Exercise aim: Pull out every line below that holds the word "Quỳnh".
"""
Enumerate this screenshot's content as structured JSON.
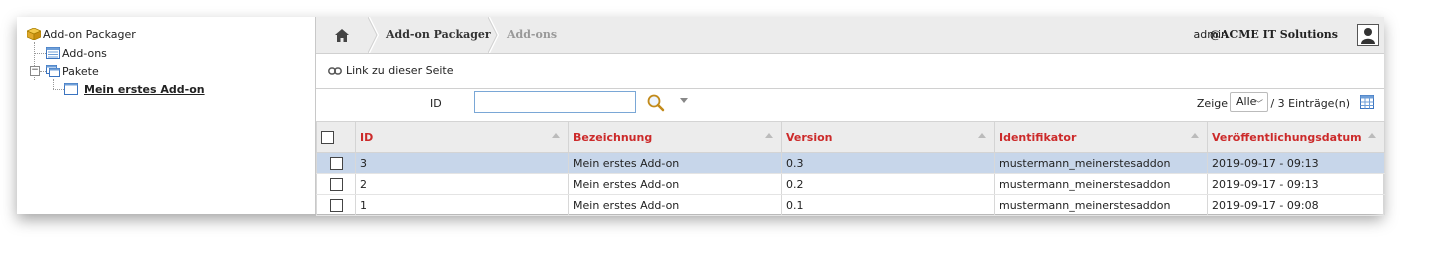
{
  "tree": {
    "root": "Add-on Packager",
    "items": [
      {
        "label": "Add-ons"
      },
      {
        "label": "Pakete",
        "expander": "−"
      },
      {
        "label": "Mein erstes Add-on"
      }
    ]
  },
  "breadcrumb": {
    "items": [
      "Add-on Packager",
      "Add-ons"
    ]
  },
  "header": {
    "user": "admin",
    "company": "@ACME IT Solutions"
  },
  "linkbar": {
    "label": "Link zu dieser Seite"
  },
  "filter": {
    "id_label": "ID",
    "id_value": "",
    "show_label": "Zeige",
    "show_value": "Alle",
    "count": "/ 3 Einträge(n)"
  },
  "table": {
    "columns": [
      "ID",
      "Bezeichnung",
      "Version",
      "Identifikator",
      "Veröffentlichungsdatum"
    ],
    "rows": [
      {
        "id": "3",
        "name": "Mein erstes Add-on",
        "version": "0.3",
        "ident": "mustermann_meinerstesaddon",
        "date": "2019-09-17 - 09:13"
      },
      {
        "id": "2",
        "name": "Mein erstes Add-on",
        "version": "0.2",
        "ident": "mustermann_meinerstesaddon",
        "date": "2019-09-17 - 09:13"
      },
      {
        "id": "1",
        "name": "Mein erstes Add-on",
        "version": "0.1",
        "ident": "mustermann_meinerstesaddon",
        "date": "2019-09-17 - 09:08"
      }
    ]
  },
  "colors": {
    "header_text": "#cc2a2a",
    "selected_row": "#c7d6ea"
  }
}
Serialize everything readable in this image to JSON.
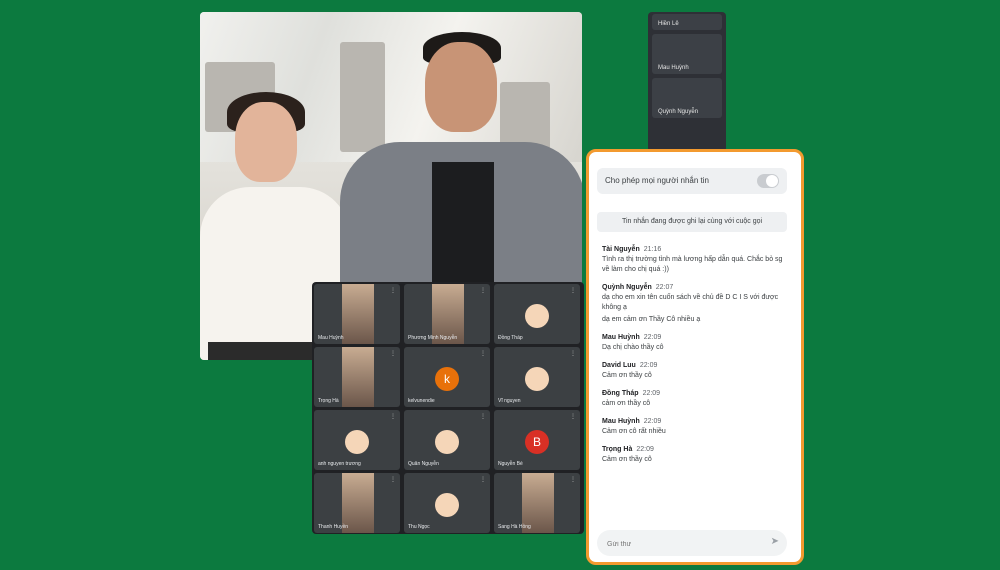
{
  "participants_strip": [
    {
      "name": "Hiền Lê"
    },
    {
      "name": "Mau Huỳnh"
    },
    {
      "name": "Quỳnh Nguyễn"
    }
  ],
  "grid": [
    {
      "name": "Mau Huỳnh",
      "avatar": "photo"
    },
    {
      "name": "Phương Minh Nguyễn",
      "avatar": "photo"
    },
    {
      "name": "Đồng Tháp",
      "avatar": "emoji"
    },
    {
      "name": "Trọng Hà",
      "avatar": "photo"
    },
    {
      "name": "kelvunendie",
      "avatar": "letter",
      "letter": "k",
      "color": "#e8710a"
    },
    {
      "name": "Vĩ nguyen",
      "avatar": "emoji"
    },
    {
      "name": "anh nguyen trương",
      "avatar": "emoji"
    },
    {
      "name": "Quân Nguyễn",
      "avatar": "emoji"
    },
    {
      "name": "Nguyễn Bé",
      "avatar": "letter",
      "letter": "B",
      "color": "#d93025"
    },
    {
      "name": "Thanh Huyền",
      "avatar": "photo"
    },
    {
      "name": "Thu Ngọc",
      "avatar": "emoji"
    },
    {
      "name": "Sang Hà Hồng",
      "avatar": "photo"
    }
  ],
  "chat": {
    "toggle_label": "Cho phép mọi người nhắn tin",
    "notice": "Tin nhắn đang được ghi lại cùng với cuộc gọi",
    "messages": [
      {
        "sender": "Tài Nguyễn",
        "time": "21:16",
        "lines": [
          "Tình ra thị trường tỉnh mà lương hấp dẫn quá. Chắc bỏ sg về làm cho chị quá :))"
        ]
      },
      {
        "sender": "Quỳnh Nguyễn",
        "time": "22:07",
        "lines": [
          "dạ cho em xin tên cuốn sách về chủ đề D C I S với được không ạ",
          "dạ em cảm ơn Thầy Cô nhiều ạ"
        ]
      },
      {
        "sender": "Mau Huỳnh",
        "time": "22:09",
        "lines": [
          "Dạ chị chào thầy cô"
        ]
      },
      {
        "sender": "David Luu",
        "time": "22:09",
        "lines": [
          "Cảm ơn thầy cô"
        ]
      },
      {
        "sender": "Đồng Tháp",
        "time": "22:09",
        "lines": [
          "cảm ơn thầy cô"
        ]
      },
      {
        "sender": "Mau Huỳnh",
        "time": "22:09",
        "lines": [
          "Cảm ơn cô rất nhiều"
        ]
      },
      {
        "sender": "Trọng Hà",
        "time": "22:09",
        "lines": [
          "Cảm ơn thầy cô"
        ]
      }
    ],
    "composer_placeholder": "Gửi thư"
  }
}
"""
Solution for this problem:
      "name": "Quỳnh Nguyễn"
        "sender": "Quỳnh Nguyễn",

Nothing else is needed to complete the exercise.